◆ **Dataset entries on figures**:
::::::::::
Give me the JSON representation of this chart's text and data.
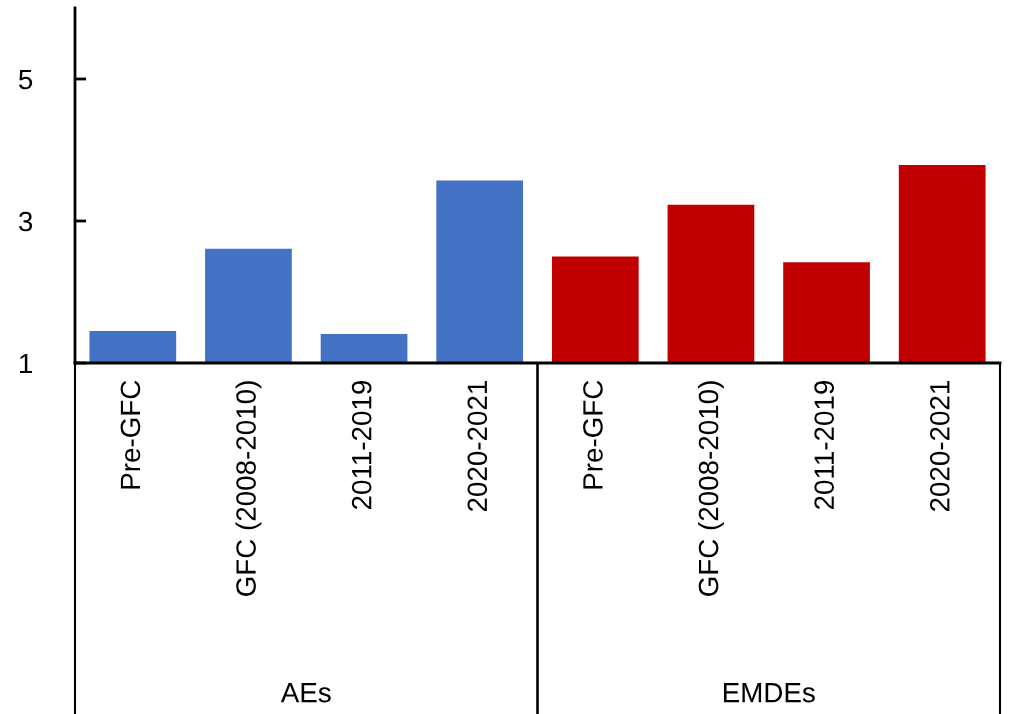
{
  "chart_data": {
    "type": "bar",
    "categories": [
      "Pre-GFC",
      "GFC (2008-2010)",
      "2011-2019",
      "2020-2021",
      "Pre-GFC",
      "GFC (2008-2010)",
      "2011-2019",
      "2020-2021"
    ],
    "values": [
      1.45,
      2.61,
      1.41,
      3.57,
      2.5,
      3.23,
      2.42,
      3.79
    ],
    "colors": [
      "#4472c4",
      "#4472c4",
      "#4472c4",
      "#4472c4",
      "#c00000",
      "#c00000",
      "#c00000",
      "#c00000"
    ],
    "annotations": [
      "AEs",
      "EMDEs"
    ],
    "ylim": [
      1,
      6
    ],
    "yticks": [
      1,
      3,
      5
    ],
    "grid": false,
    "legend": false
  }
}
::::::::::
◆ **What needs to be done**: The entries above should be reproduced exactly, without their pictures.

◆ **Exercise output**:
Give me the JSON representation of this chart's text and data.
{
  "chart_data": {
    "type": "bar",
    "categories": [
      "Pre-GFC",
      "GFC (2008-2010)",
      "2011-2019",
      "2020-2021",
      "Pre-GFC",
      "GFC (2008-2010)",
      "2011-2019",
      "2020-2021"
    ],
    "values": [
      1.45,
      2.61,
      1.41,
      3.57,
      2.5,
      3.23,
      2.42,
      3.79
    ],
    "colors": [
      "#4472c4",
      "#4472c4",
      "#4472c4",
      "#4472c4",
      "#c00000",
      "#c00000",
      "#c00000",
      "#c00000"
    ],
    "annotations": [
      "AEs",
      "EMDEs"
    ],
    "ylim": [
      1,
      6
    ],
    "yticks": [
      1,
      3,
      5
    ],
    "grid": false,
    "legend": false
  }
}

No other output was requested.